» To do:
Lines containing the string "image" are to be counted; report the number and nothing more.

Records that describe figures
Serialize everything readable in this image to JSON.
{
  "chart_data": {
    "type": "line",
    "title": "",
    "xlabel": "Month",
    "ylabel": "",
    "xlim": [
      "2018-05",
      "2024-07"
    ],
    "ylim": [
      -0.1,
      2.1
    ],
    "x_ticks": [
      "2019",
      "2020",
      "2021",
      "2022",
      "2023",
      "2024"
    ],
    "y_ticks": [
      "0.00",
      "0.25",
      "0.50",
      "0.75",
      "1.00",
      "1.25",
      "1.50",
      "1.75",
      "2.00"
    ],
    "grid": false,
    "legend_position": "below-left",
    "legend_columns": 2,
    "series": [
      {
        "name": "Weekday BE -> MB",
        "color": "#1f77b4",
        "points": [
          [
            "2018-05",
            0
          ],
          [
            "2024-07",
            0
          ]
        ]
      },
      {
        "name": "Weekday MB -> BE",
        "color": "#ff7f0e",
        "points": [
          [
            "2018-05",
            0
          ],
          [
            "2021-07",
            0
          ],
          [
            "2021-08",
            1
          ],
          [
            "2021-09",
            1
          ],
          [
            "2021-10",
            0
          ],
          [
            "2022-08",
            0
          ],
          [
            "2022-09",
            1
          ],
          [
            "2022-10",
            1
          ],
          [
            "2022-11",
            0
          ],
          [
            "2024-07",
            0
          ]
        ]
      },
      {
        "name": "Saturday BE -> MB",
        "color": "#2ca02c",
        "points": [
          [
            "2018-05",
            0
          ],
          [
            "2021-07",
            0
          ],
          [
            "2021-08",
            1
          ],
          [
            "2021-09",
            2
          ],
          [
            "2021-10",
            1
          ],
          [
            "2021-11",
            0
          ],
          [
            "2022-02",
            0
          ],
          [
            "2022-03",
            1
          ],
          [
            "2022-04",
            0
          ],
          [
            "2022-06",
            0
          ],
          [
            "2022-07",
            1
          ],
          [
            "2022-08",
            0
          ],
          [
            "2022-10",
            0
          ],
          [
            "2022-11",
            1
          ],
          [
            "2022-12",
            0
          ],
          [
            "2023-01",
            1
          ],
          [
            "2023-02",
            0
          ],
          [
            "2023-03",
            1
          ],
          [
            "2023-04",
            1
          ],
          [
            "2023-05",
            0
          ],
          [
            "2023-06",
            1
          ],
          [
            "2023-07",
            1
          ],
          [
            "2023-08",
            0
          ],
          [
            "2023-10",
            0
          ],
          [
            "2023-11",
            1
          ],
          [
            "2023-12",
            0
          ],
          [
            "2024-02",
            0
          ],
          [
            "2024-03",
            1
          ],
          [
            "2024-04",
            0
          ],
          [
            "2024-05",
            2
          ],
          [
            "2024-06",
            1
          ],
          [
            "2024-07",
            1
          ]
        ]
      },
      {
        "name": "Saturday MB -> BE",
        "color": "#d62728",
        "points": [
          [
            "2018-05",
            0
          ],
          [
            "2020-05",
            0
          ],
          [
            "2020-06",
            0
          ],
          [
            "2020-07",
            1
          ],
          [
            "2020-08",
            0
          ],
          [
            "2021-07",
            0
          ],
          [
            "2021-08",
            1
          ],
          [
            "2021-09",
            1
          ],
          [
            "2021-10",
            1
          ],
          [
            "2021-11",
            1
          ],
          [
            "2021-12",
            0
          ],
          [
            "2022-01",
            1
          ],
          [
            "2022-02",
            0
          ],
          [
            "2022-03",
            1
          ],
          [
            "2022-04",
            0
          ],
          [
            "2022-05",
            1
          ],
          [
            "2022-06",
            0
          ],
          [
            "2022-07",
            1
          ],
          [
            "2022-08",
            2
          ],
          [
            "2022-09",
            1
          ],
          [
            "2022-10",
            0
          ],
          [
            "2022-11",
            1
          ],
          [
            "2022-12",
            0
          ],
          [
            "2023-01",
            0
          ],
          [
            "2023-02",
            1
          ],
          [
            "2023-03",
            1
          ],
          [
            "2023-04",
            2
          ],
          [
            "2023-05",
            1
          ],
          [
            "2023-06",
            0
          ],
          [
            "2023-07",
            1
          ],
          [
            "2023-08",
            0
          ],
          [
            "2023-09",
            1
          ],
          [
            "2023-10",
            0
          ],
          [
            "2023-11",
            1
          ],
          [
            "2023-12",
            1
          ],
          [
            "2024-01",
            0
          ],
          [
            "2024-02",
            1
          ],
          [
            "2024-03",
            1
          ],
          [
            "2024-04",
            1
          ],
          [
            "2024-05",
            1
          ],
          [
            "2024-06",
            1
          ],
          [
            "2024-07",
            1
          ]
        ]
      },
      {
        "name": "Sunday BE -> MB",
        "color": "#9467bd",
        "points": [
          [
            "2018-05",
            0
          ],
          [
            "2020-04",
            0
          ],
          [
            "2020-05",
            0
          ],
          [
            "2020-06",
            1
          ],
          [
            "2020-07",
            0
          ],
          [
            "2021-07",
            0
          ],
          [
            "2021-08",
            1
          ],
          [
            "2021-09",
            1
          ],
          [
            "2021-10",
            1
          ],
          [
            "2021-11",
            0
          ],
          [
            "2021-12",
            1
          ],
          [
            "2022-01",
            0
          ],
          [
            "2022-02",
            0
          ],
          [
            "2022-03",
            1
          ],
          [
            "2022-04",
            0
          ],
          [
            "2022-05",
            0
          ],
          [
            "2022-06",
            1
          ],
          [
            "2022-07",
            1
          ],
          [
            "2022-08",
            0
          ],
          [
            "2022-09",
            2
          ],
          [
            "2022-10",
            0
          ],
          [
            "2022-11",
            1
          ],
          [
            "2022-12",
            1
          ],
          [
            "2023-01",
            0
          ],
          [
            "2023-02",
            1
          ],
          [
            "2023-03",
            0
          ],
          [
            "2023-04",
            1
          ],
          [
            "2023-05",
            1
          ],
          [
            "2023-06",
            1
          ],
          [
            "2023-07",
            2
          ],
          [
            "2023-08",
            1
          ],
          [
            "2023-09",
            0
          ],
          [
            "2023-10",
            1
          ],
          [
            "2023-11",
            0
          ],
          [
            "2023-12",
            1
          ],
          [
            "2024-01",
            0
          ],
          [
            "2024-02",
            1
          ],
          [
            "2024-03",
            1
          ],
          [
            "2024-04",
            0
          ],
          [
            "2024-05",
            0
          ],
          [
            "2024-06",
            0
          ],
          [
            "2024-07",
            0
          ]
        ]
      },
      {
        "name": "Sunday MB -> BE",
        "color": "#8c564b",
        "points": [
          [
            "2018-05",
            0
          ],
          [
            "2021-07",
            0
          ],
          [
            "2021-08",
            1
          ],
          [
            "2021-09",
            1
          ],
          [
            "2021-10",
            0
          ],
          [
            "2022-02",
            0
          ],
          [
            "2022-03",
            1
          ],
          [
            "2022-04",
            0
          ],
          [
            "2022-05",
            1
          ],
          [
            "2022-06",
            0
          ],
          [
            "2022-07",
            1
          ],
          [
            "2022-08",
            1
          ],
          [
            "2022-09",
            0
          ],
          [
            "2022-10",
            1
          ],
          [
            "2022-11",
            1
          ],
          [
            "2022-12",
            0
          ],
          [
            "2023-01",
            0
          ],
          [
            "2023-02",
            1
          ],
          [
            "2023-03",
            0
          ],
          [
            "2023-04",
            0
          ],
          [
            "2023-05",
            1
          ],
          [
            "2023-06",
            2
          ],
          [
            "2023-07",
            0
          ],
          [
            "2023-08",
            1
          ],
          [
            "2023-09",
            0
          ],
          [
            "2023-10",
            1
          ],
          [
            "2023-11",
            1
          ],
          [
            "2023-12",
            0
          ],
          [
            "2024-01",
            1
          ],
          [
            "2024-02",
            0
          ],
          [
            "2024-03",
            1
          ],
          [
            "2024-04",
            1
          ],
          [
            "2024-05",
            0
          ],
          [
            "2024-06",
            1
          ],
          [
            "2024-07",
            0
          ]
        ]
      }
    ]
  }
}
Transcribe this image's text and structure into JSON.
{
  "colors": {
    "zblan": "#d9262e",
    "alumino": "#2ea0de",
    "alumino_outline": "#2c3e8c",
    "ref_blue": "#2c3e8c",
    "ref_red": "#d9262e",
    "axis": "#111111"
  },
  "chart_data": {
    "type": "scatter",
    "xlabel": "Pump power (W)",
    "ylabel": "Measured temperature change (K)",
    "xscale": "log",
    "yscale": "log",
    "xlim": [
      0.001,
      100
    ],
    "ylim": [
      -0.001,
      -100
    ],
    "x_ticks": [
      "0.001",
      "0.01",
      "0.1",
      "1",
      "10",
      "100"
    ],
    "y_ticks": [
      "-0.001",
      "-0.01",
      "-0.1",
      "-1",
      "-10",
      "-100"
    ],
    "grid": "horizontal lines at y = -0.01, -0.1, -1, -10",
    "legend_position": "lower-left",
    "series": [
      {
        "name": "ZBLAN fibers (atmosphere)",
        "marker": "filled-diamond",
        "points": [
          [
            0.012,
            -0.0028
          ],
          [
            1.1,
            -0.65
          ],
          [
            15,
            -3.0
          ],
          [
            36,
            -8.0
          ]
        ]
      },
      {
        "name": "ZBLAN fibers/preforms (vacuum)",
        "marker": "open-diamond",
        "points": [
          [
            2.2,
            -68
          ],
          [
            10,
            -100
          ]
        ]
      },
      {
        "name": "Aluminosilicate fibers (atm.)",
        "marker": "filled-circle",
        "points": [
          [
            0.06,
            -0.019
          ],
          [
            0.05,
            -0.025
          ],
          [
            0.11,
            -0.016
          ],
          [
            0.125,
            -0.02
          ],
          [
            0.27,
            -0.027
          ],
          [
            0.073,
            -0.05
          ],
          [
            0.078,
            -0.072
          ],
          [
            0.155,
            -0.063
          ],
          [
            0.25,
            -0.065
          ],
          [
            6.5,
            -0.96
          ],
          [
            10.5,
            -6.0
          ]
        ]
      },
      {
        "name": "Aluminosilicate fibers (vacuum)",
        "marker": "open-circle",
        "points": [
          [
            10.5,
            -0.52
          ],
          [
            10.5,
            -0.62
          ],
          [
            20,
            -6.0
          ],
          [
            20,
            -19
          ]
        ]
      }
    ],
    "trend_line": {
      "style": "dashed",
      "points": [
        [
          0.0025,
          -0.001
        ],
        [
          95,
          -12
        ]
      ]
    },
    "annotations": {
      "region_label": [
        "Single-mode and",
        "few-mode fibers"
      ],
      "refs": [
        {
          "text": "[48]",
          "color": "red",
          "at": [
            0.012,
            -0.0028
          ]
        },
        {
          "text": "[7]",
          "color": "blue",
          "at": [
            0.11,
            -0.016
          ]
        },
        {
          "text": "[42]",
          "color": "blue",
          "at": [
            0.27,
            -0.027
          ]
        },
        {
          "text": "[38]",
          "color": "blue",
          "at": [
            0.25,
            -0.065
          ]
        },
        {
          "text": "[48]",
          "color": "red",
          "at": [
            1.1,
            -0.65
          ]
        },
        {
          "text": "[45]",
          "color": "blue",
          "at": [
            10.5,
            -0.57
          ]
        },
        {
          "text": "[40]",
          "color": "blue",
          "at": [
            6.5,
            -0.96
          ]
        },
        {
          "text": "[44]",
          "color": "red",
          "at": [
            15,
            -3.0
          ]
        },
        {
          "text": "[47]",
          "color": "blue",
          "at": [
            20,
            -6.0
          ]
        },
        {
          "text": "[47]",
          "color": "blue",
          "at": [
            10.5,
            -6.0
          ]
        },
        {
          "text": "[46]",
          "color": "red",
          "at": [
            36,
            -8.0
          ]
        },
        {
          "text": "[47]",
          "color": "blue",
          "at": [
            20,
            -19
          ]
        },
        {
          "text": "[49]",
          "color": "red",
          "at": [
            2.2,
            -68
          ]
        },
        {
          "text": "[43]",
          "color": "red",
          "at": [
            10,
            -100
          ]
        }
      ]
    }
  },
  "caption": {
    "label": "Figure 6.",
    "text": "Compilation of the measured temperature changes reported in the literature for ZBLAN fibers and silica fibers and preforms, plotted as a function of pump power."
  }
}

» Correct response:
2